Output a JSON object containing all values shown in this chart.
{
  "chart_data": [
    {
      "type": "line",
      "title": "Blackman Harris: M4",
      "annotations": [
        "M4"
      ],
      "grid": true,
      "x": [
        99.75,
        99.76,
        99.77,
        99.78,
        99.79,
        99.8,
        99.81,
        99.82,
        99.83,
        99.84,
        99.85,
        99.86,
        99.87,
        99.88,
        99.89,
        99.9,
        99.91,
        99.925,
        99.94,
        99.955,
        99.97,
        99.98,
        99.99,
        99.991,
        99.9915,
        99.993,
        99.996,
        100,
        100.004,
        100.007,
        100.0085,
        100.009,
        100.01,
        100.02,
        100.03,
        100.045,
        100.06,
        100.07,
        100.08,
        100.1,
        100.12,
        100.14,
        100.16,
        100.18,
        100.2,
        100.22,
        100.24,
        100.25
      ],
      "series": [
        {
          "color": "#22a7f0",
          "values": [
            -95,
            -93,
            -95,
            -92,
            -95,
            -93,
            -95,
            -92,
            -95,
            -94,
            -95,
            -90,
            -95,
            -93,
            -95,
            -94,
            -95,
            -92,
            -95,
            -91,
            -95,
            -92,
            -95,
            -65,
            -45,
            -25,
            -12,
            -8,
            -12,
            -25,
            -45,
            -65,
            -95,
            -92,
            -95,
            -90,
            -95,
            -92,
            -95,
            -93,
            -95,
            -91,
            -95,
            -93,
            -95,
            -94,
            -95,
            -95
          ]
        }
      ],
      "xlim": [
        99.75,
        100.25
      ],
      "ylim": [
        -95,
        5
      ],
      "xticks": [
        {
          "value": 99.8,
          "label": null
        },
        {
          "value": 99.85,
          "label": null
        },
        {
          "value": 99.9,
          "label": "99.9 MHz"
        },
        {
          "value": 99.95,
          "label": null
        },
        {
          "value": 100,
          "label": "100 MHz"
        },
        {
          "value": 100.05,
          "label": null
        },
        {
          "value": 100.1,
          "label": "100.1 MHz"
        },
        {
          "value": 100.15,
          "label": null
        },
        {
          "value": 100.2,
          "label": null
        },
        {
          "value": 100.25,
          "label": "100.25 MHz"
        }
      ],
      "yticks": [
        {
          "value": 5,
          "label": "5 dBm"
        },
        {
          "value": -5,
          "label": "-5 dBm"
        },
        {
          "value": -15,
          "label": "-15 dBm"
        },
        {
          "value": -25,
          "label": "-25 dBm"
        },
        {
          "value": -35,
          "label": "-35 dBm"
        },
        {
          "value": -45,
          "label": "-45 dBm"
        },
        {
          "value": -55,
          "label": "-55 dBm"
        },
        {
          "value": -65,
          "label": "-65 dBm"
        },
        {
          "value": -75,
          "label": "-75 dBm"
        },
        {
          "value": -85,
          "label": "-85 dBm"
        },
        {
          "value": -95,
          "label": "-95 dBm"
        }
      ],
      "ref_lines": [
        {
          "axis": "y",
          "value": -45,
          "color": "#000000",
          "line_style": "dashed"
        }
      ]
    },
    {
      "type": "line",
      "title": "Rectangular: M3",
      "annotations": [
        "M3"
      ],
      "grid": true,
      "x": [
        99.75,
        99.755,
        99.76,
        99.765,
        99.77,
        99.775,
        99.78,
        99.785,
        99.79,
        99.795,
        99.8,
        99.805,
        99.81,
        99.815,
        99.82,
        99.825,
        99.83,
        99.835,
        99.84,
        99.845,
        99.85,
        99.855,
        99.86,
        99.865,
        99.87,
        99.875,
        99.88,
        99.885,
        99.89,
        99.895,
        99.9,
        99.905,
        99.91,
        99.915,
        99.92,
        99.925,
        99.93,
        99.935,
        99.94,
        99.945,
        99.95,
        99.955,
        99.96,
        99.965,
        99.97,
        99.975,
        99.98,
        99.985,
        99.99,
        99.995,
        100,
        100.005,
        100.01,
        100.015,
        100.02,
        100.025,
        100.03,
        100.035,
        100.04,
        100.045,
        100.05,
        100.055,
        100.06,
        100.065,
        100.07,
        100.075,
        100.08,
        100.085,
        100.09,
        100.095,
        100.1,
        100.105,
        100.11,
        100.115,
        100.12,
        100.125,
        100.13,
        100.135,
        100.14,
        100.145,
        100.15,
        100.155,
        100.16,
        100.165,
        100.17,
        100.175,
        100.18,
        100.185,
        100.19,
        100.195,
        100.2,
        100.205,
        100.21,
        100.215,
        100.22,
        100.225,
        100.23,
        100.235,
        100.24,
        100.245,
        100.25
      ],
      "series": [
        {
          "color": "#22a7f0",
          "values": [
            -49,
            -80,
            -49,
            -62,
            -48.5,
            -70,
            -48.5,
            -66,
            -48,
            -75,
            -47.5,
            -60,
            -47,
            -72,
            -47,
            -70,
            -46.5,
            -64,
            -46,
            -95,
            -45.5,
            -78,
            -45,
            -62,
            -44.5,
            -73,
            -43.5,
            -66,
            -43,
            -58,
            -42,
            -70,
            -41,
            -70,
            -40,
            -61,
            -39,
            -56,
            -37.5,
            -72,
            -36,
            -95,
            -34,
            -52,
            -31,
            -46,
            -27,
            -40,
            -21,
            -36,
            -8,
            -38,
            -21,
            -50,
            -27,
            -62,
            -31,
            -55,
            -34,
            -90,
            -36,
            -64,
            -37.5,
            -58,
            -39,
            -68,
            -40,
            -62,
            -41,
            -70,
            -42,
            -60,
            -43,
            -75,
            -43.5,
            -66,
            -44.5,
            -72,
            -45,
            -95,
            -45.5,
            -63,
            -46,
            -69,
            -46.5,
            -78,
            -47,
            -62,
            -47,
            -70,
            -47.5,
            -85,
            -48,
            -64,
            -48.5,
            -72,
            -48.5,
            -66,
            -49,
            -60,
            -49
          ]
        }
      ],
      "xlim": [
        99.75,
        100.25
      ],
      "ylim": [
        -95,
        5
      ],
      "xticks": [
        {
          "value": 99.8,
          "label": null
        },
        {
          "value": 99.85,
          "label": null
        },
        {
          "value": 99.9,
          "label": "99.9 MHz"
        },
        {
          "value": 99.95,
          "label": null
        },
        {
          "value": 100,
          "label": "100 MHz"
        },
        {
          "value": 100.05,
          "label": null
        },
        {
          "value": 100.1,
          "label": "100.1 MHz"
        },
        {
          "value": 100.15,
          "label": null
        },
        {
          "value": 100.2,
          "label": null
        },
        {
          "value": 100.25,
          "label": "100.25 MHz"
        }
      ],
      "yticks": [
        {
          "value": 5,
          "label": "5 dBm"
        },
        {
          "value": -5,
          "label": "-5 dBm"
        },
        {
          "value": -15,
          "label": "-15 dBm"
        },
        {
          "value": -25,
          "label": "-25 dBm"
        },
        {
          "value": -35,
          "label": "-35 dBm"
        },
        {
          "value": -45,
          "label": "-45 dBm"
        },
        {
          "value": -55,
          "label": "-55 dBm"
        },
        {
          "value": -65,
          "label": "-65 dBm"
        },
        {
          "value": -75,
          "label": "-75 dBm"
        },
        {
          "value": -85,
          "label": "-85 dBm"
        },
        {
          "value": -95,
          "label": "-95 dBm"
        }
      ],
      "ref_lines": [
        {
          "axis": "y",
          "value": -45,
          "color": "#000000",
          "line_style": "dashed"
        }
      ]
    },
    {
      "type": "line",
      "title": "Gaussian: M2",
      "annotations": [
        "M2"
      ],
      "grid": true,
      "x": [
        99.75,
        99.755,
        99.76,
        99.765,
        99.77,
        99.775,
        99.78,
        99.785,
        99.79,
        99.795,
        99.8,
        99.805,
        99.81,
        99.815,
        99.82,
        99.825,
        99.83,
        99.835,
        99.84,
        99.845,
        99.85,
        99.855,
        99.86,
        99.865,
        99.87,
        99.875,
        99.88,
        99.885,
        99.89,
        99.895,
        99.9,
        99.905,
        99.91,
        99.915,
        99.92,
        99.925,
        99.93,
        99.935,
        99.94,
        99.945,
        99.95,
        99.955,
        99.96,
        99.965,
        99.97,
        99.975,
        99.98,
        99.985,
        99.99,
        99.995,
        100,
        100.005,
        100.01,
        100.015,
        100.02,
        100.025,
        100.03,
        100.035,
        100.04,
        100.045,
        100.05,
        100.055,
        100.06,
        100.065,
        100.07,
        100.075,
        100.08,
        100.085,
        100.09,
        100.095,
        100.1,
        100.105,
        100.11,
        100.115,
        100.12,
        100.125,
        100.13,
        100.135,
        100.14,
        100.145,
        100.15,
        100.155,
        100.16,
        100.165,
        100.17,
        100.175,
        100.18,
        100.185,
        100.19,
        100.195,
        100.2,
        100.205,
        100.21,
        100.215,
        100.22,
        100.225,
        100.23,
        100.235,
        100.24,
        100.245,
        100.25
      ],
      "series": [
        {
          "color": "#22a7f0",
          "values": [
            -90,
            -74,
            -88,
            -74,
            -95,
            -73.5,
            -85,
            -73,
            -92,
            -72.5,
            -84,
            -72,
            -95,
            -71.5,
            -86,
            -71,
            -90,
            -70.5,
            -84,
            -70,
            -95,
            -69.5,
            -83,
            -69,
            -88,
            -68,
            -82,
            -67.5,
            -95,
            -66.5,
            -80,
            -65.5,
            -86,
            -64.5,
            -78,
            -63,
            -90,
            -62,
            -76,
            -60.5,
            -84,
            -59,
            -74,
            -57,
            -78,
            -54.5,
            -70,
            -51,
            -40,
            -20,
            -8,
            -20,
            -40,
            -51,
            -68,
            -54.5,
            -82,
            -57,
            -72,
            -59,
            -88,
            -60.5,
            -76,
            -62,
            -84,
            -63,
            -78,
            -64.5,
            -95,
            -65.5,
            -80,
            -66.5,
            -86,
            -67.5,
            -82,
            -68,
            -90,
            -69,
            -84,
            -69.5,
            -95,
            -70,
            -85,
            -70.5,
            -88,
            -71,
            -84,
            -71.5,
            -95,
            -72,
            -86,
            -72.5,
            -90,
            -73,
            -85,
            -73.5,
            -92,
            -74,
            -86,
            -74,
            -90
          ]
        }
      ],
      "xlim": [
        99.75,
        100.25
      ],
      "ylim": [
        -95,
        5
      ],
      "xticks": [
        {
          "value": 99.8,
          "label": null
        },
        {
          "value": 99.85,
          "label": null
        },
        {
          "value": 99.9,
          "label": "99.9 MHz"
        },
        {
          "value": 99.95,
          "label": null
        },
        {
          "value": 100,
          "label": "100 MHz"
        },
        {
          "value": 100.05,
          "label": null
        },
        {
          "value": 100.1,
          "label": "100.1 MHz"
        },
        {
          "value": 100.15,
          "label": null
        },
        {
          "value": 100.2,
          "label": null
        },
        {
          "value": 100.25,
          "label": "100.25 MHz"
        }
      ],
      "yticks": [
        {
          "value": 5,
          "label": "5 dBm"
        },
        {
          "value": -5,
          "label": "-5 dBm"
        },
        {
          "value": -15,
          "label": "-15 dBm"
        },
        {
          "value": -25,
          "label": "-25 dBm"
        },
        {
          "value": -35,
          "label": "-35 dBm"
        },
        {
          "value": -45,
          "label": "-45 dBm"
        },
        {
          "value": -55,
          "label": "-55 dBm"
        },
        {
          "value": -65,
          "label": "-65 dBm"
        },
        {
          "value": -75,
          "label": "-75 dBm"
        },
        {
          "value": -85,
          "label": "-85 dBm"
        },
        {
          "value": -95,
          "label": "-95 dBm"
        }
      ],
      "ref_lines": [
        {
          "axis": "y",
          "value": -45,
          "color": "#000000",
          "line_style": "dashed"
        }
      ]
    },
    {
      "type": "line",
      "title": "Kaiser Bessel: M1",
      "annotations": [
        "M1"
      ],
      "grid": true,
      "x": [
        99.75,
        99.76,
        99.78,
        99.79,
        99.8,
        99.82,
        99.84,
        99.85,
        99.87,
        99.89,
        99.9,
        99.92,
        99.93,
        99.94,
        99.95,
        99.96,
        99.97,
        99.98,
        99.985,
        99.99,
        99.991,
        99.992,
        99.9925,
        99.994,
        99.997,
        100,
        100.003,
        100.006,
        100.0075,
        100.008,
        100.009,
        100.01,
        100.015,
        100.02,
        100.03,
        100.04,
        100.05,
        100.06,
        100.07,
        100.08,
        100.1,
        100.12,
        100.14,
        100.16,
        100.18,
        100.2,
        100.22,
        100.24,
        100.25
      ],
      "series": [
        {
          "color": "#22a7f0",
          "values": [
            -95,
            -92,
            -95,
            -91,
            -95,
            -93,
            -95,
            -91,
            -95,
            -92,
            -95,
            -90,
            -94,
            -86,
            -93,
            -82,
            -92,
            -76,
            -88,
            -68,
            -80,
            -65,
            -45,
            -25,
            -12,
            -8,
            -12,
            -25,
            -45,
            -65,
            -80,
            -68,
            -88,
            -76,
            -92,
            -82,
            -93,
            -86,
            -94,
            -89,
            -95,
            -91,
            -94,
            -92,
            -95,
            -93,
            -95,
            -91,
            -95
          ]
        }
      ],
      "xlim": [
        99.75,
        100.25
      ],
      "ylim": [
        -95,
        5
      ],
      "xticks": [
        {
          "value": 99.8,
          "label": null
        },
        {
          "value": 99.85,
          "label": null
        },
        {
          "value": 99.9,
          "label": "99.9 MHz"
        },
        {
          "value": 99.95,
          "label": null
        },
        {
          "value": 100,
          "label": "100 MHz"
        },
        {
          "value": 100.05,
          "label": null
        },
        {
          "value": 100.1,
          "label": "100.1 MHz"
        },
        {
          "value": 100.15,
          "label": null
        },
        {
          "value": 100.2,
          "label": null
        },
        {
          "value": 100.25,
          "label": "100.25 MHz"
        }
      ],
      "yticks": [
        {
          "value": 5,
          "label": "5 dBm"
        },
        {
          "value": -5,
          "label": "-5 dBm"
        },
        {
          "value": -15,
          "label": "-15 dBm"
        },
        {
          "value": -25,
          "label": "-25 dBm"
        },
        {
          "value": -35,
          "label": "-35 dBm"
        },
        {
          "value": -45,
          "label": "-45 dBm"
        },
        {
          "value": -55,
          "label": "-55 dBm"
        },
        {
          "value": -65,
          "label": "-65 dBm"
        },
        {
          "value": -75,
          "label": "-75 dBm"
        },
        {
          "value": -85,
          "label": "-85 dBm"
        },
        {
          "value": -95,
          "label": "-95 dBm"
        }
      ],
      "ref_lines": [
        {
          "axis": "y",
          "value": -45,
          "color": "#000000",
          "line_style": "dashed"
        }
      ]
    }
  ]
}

###

→ Request:
Extract from the material all lines containing the string "title".

→ Full answer:
      "title": "Blackman Harris: M4",
      "title": "Rectangular: M3",
      "title": "Gaussian: M2",
      "title": "Kaiser Bessel: M1",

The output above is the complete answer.